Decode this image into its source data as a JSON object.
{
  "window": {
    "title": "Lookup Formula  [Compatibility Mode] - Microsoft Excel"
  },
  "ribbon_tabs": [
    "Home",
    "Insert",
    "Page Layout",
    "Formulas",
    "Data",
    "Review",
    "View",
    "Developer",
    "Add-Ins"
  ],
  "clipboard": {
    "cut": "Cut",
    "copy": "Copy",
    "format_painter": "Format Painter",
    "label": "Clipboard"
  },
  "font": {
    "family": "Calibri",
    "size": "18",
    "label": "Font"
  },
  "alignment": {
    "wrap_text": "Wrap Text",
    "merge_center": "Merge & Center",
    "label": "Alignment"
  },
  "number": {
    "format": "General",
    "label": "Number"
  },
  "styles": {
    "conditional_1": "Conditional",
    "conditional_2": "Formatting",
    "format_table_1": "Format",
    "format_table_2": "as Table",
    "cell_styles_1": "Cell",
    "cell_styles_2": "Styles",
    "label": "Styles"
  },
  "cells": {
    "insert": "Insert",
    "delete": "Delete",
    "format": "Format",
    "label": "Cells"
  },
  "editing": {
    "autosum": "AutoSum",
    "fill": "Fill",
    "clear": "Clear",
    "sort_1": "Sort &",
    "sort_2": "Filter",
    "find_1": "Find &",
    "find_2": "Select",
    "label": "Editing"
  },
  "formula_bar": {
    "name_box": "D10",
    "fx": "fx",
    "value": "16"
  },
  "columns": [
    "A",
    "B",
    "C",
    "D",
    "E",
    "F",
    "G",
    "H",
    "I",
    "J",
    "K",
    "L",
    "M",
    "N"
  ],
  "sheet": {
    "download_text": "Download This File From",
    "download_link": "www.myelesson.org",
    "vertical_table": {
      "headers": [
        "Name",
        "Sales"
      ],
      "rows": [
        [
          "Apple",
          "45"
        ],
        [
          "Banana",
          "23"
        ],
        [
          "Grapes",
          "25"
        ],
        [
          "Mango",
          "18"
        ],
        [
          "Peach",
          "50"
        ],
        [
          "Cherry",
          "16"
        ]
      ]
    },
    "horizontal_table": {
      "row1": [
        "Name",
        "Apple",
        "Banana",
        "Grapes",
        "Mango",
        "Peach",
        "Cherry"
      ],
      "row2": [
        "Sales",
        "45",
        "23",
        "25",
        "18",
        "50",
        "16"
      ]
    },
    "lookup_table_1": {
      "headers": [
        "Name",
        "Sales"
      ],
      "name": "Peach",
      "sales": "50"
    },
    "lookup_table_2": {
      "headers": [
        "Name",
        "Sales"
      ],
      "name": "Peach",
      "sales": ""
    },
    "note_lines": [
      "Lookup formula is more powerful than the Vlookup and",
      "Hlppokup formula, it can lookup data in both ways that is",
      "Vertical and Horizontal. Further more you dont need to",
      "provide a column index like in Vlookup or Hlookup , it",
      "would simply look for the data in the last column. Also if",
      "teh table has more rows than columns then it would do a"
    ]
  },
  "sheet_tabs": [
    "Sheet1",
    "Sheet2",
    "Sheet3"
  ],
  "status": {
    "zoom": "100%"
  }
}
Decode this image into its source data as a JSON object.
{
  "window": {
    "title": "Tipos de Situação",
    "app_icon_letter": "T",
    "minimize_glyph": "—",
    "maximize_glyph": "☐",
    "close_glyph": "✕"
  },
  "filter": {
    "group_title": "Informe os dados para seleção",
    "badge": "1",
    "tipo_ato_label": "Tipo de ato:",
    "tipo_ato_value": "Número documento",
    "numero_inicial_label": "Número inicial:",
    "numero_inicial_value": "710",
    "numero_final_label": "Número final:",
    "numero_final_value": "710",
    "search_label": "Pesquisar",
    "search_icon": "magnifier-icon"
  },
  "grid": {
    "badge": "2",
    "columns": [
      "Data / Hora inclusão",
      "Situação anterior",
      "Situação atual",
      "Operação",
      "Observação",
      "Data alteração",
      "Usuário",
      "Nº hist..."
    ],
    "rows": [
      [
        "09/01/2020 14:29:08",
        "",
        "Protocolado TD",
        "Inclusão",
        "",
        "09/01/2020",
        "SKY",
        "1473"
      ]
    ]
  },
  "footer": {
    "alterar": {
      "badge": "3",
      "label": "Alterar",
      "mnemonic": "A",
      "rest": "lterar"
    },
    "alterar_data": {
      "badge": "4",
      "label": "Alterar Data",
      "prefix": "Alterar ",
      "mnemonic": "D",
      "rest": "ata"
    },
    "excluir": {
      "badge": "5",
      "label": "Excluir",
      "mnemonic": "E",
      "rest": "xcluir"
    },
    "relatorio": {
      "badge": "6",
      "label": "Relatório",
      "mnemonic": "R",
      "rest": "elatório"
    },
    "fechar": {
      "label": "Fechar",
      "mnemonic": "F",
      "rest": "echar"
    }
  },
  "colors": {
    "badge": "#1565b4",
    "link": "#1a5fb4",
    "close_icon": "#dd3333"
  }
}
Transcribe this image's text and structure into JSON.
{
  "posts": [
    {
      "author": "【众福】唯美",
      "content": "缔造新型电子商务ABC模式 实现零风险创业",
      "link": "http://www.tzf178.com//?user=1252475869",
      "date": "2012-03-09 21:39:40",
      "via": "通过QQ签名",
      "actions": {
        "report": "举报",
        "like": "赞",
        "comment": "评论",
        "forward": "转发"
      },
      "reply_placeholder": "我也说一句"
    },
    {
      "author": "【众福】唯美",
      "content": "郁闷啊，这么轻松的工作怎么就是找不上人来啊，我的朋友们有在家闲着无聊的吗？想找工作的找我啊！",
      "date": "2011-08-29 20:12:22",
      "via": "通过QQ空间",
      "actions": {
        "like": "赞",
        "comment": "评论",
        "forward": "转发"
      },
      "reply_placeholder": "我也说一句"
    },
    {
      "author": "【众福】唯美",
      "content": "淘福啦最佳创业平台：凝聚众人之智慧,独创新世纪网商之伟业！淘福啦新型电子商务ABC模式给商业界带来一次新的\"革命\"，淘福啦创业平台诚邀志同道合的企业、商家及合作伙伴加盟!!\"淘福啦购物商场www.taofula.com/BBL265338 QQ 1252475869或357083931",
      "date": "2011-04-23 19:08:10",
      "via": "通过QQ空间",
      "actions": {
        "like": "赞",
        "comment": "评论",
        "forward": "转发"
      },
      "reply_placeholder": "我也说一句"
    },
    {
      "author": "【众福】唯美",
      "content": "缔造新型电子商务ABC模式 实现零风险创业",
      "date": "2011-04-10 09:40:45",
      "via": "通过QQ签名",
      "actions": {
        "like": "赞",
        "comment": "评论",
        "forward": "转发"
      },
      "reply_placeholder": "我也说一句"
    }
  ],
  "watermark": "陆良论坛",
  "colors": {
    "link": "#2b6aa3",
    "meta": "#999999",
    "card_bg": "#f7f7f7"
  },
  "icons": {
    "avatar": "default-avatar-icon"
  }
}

###

> The request:
Output all records verbatim.

> Output below:
Decode this image into its source data as a JSON object.
{
  "window": {
    "title": "Lookup Formula  [Compatibility Mode] - Microsoft Excel"
  },
  "ribbon_tabs": [
    "Home",
    "Insert",
    "Page Layout",
    "Formulas",
    "Data",
    "Review",
    "View",
    "Developer",
    "Add-Ins"
  ],
  "clipboard": {
    "cut": "Cut",
    "copy": "Copy",
    "format_painter": "Format Painter",
    "label": "Clipboard"
  },
  "font": {
    "family": "Calibri",
    "size": "18",
    "label": "Font"
  },
  "alignment": {
    "wrap_text": "Wrap Text",
    "merge_center": "Merge & Center",
    "label": "Alignment"
  },
  "number": {
    "format": "General",
    "label": "Number"
  },
  "styles": {
    "conditional_1": "Conditional",
    "conditional_2": "Formatting",
    "format_table_1": "Format",
    "format_table_2": "as Table",
    "cell_styles_1": "Cell",
    "cell_styles_2": "Styles",
    "label": "Styles"
  },
  "cells": {
    "insert": "Insert",
    "delete": "Delete",
    "format": "Format",
    "label": "Cells"
  },
  "editing": {
    "autosum": "AutoSum",
    "fill": "Fill",
    "clear": "Clear",
    "sort_1": "Sort &",
    "sort_2": "Filter",
    "find_1": "Find &",
    "find_2": "Select",
    "label": "Editing"
  },
  "formula_bar": {
    "name_box": "D10",
    "fx": "fx",
    "value": "16"
  },
  "columns": [
    "A",
    "B",
    "C",
    "D",
    "E",
    "F",
    "G",
    "H",
    "I",
    "J",
    "K",
    "L",
    "M",
    "N"
  ],
  "sheet": {
    "download_text": "Download This File From",
    "download_link": "www.myelesson.org",
    "vertical_table": {
      "headers": [
        "Name",
        "Sales"
      ],
      "rows": [
        [
          "Apple",
          "45"
        ],
        [
          "Banana",
          "23"
        ],
        [
          "Grapes",
          "25"
        ],
        [
          "Mango",
          "18"
        ],
        [
          "Peach",
          "50"
        ],
        [
          "Cherry",
          "16"
        ]
      ]
    },
    "horizontal_table": {
      "row1": [
        "Name",
        "Apple",
        "Banana",
        "Grapes",
        "Mango",
        "Peach",
        "Cherry"
      ],
      "row2": [
        "Sales",
        "45",
        "23",
        "25",
        "18",
        "50",
        "16"
      ]
    },
    "lookup_table_1": {
      "headers": [
        "Name",
        "Sales"
      ],
      "name": "Peach",
      "sales": "50"
    },
    "lookup_table_2": {
      "headers": [
        "Name",
        "Sales"
      ],
      "name": "Peach",
      "sales": ""
    },
    "note_lines": [
      "Lookup formula is more powerful than the Vlookup and",
      "Hlppokup formula, it can lookup data in both ways that is",
      "Vertical and Horizontal. Further more you dont need to",
      "provide a column index like in Vlookup or Hlookup , it",
      "would simply look for the data in the last column. Also if",
      "teh table has more rows than columns then it would do a"
    ]
  },
  "sheet_tabs": [
    "Sheet1",
    "Sheet2",
    "Sheet3"
  ],
  "status": {
    "zoom": "100%"
  }
}
Decode this image into its source data as a JSON object.
{
  "window": {
    "title": "Tipos de Situação",
    "app_icon_letter": "T",
    "minimize_glyph": "—",
    "maximize_glyph": "☐",
    "close_glyph": "✕"
  },
  "filter": {
    "group_title": "Informe os dados para seleção",
    "badge": "1",
    "tipo_ato_label": "Tipo de ato:",
    "tipo_ato_value": "Número documento",
    "numero_inicial_label": "Número inicial:",
    "numero_inicial_value": "710",
    "numero_final_label": "Número final:",
    "numero_final_value": "710",
    "search_label": "Pesquisar",
    "search_icon": "magnifier-icon"
  },
  "grid": {
    "badge": "2",
    "columns": [
      "Data / Hora inclusão",
      "Situação anterior",
      "Situação atual",
      "Operação",
      "Observação",
      "Data alteração",
      "Usuário",
      "Nº hist..."
    ],
    "rows": [
      [
        "09/01/2020 14:29:08",
        "",
        "Protocolado TD",
        "Inclusão",
        "",
        "09/01/2020",
        "SKY",
        "1473"
      ]
    ]
  },
  "footer": {
    "alterar": {
      "badge": "3",
      "label": "Alterar",
      "mnemonic": "A",
      "rest": "lterar"
    },
    "alterar_data": {
      "badge": "4",
      "label": "Alterar Data",
      "prefix": "Alterar ",
      "mnemonic": "D",
      "rest": "ata"
    },
    "excluir": {
      "badge": "5",
      "label": "Excluir",
      "mnemonic": "E",
      "rest": "xcluir"
    },
    "relatorio": {
      "badge": "6",
      "label": "Relatório",
      "mnemonic": "R",
      "rest": "elatório"
    },
    "fechar": {
      "label": "Fechar",
      "mnemonic": "F",
      "rest": "echar"
    }
  },
  "colors": {
    "badge": "#1565b4",
    "link": "#1a5fb4",
    "close_icon": "#dd3333"
  }
}
Transcribe this image's text and structure into JSON.
{
  "posts": [
    {
      "author": "【众福】唯美",
      "content": "缔造新型电子商务ABC模式 实现零风险创业",
      "link": "http://www.tzf178.com//?user=1252475869",
      "date": "2012-03-09 21:39:40",
      "via": "通过QQ签名",
      "actions": {
        "report": "举报",
        "like": "赞",
        "comment": "评论",
        "forward": "转发"
      },
      "reply_placeholder": "我也说一句"
    },
    {
      "author": "【众福】唯美",
      "content": "郁闷啊，这么轻松的工作怎么就是找不上人来啊，我的朋友们有在家闲着无聊的吗？想找工作的找我啊！",
      "date": "2011-08-29 20:12:22",
      "via": "通过QQ空间",
      "actions": {
        "like": "赞",
        "comment": "评论",
        "forward": "转发"
      },
      "reply_placeholder": "我也说一句"
    },
    {
      "author": "【众福】唯美",
      "content": "淘福啦最佳创业平台：凝聚众人之智慧,独创新世纪网商之伟业！淘福啦新型电子商务ABC模式给商业界带来一次新的\"革命\"，淘福啦创业平台诚邀志同道合的企业、商家及合作伙伴加盟!!\"淘福啦购物商场www.taofula.com/BBL265338 QQ 1252475869或357083931",
      "date": "2011-04-23 19:08:10",
      "via": "通过QQ空间",
      "actions": {
        "like": "赞",
        "comment": "评论",
        "forward": "转发"
      },
      "reply_placeholder": "我也说一句"
    },
    {
      "author": "【众福】唯美",
      "content": "缔造新型电子商务ABC模式 实现零风险创业",
      "date": "2011-04-10 09:40:45",
      "via": "通过QQ签名",
      "actions": {
        "like": "赞",
        "comment": "评论",
        "forward": "转发"
      },
      "reply_placeholder": "我也说一句"
    }
  ],
  "watermark": "陆良论坛",
  "colors": {
    "link": "#2b6aa3",
    "meta": "#999999",
    "card_bg": "#f7f7f7"
  },
  "icons": {
    "avatar": "default-avatar-icon"
  }
}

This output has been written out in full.